## START

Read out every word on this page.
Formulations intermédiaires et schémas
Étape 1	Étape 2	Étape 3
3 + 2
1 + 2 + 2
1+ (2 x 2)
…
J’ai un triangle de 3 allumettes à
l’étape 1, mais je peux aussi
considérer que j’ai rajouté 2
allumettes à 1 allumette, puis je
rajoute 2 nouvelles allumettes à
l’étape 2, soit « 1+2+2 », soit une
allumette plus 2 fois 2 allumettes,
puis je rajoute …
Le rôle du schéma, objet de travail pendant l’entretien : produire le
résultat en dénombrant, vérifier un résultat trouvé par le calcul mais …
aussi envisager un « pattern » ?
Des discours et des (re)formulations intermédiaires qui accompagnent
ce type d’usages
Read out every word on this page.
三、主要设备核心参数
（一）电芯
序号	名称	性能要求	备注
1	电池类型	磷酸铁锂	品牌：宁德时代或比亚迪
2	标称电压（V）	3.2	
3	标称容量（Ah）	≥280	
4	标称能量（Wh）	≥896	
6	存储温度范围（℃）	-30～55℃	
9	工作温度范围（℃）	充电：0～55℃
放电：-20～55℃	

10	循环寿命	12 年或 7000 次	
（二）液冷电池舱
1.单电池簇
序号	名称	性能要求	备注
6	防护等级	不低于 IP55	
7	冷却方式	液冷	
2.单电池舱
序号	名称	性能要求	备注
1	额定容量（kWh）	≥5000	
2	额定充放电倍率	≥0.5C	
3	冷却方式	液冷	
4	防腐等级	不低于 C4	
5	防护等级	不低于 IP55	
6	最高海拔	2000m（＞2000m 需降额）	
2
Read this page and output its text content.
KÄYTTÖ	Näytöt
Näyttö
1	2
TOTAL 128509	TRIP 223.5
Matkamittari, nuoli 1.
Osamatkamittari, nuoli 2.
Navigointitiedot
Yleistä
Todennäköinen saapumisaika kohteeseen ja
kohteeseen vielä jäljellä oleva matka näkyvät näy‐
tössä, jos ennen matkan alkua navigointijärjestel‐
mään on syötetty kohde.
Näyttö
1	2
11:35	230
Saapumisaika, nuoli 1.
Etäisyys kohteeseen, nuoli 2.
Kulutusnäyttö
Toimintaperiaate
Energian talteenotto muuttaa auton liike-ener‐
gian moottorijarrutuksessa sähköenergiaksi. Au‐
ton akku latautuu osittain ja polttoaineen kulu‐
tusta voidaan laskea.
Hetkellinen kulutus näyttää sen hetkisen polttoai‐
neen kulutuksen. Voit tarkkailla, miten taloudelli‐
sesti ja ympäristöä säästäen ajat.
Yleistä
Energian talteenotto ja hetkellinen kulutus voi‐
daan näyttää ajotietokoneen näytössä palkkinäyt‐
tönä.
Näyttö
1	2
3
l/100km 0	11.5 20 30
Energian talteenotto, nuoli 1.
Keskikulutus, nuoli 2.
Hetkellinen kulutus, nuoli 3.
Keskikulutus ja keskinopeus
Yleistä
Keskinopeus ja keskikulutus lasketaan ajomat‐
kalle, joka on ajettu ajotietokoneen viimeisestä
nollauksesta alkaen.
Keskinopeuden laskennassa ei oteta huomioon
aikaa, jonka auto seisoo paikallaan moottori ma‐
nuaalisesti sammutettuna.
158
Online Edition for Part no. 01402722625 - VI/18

## END

## Problem details
Write down all the entries again without a single difference.

## Final answer
Read out every word on this page.
Formulations intermédiaires et schémas
Étape 1	Étape 2	Étape 3
3 + 2
1 + 2 + 2
1+ (2 x 2)
…
J’ai un triangle de 3 allumettes à
l’étape 1, mais je peux aussi
considérer que j’ai rajouté 2
allumettes à 1 allumette, puis je
rajoute 2 nouvelles allumettes à
l’étape 2, soit « 1+2+2 », soit une
allumette plus 2 fois 2 allumettes,
puis je rajoute …
Le rôle du schéma, objet de travail pendant l’entretien : produire le
résultat en dénombrant, vérifier un résultat trouvé par le calcul mais …
aussi envisager un « pattern » ?
Des discours et des (re)formulations intermédiaires qui accompagnent
ce type d’usages
Read out every word on this page.
三、主要设备核心参数
（一）电芯
序号	名称	性能要求	备注
1	电池类型	磷酸铁锂	品牌：宁德时代或比亚迪
2	标称电压（V）	3.2	
3	标称容量（Ah）	≥280	
4	标称能量（Wh）	≥896	
6	存储温度范围（℃）	-30～55℃	
9	工作温度范围（℃）	充电：0～55℃
放电：-20～55℃	

10	循环寿命	12 年或 7000 次	
（二）液冷电池舱
1.单电池簇
序号	名称	性能要求	备注
6	防护等级	不低于 IP55	
7	冷却方式	液冷	
2.单电池舱
序号	名称	性能要求	备注
1	额定容量（kWh）	≥5000	
2	额定充放电倍率	≥0.5C	
3	冷却方式	液冷	
4	防腐等级	不低于 C4	
5	防护等级	不低于 IP55	
6	最高海拔	2000m（＞2000m 需降额）	
2
Read this page and output its text content.
KÄYTTÖ	Näytöt
Näyttö
1	2
TOTAL 128509	TRIP 223.5
Matkamittari, nuoli 1.
Osamatkamittari, nuoli 2.
Navigointitiedot
Yleistä
Todennäköinen saapumisaika kohteeseen ja
kohteeseen vielä jäljellä oleva matka näkyvät näy‐
tössä, jos ennen matkan alkua navigointijärjestel‐
mään on syötetty kohde.
Näyttö
1	2
11:35	230
Saapumisaika, nuoli 1.
Etäisyys kohteeseen, nuoli 2.
Kulutusnäyttö
Toimintaperiaate
Energian talteenotto muuttaa auton liike-ener‐
gian moottorijarrutuksessa sähköenergiaksi. Au‐
ton akku latautuu osittain ja polttoaineen kulu‐
tusta voidaan laskea.
Hetkellinen kulutus näyttää sen hetkisen polttoai‐
neen kulutuksen. Voit tarkkailla, miten taloudelli‐
sesti ja ympäristöä säästäen ajat.
Yleistä
Energian talteenotto ja hetkellinen kulutus voi‐
daan näyttää ajotietokoneen näytössä palkkinäyt‐
tönä.
Näyttö
1	2
3
l/100km 0	11.5 20 30
Energian talteenotto, nuoli 1.
Keskikulutus, nuoli 2.
Hetkellinen kulutus, nuoli 3.
Keskikulutus ja keskinopeus
Yleistä
Keskinopeus ja keskikulutus lasketaan ajomat‐
kalle, joka on ajettu ajotietokoneen viimeisestä
nollauksesta alkaen.
Keskinopeuden laskennassa ei oteta huomioon
aikaa, jonka auto seisoo paikallaan moottori ma‐
nuaalisesti sammutettuna.
158
Online Edition for Part no. 01402722625 - VI/18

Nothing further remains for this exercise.